- Task statement:
Copy out every one of the following entries word for word.

- Material supplied:
· · · · · · ·

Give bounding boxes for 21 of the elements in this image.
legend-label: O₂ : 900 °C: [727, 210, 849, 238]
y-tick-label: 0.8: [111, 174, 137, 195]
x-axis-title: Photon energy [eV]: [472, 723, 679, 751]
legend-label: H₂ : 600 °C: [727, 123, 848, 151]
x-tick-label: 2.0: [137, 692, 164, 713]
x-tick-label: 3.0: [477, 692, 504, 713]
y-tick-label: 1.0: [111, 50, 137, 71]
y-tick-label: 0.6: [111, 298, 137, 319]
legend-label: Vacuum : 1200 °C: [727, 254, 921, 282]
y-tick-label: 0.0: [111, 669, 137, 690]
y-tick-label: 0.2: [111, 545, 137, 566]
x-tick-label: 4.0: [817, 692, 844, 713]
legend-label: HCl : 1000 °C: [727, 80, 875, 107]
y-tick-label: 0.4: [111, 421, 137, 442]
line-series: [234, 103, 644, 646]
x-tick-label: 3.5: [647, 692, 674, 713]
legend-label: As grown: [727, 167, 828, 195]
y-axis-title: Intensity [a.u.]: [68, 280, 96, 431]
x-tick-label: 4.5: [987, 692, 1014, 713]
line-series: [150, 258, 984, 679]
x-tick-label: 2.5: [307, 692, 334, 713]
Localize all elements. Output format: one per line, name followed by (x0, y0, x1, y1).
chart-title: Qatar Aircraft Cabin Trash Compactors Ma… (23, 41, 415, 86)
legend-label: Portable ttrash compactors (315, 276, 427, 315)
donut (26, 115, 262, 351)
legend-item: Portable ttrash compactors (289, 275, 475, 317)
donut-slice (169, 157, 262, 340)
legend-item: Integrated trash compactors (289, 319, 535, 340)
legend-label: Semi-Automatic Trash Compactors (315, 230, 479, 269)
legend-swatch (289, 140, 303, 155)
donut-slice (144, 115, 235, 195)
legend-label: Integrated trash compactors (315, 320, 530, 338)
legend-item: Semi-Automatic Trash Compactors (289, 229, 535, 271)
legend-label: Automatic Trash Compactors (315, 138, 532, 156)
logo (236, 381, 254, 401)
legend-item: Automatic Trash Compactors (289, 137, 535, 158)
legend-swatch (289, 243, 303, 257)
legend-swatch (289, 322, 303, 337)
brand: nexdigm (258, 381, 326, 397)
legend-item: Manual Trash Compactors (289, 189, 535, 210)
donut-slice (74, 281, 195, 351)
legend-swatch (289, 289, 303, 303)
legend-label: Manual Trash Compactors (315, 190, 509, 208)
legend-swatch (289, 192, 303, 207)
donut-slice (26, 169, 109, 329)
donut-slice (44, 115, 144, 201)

· · · · · · ·

- Exercise result:
Give bounding boxes for 21 of the elements in this image.
legend-label: O₂ : 900 °C: [727, 210, 849, 238]
y-tick-label: 0.8: [111, 174, 137, 195]
x-axis-title: Photon energy [eV]: [472, 723, 679, 751]
legend-label: H₂ : 600 °C: [727, 123, 848, 151]
x-tick-label: 2.0: [137, 692, 164, 713]
x-tick-label: 3.0: [477, 692, 504, 713]
y-tick-label: 1.0: [111, 50, 137, 71]
y-tick-label: 0.6: [111, 298, 137, 319]
legend-label: Vacuum : 1200 °C: [727, 254, 921, 282]
y-tick-label: 0.0: [111, 669, 137, 690]
y-tick-label: 0.2: [111, 545, 137, 566]
x-tick-label: 4.0: [817, 692, 844, 713]
legend-label: HCl : 1000 °C: [727, 80, 875, 107]
y-tick-label: 0.4: [111, 421, 137, 442]
line-series: [234, 103, 644, 646]
x-tick-label: 3.5: [647, 692, 674, 713]
legend-label: As grown: [727, 167, 828, 195]
y-axis-title: Intensity [a.u.]: [68, 280, 96, 431]
x-tick-label: 4.5: [987, 692, 1014, 713]
line-series: [150, 258, 984, 679]
x-tick-label: 2.5: [307, 692, 334, 713]
Localize all elements. Output format: one per line, name followed by (x0, y0, x1, y1).
chart-title: Qatar Aircraft Cabin Trash Compactors Ma… (23, 41, 415, 86)
legend-label: Portable ttrash compactors (315, 276, 427, 315)
donut (26, 115, 262, 351)
legend-item: Portable ttrash compactors (289, 275, 475, 317)
donut-slice (169, 157, 262, 340)
legend-item: Integrated trash compactors (289, 319, 535, 340)
legend-label: Semi-Automatic Trash Compactors (315, 230, 479, 269)
legend-swatch (289, 140, 303, 155)
donut-slice (144, 115, 235, 195)
legend-label: Integrated trash compactors (315, 320, 530, 338)
legend-item: Semi-Automatic Trash Compactors (289, 229, 535, 271)
legend-label: Automatic Trash Compactors (315, 138, 532, 156)
logo (236, 381, 254, 401)
legend-item: Automatic Trash Compactors (289, 137, 535, 158)
legend-swatch (289, 243, 303, 257)
legend-swatch (289, 322, 303, 337)
brand: nexdigm (258, 381, 326, 397)
legend-item: Manual Trash Compactors (289, 189, 535, 210)
donut-slice (74, 281, 195, 351)
legend-swatch (289, 289, 303, 303)
legend-label: Manual Trash Compactors (315, 190, 509, 208)
legend-swatch (289, 192, 303, 207)
donut-slice (26, 169, 109, 329)
donut-slice (44, 115, 144, 201)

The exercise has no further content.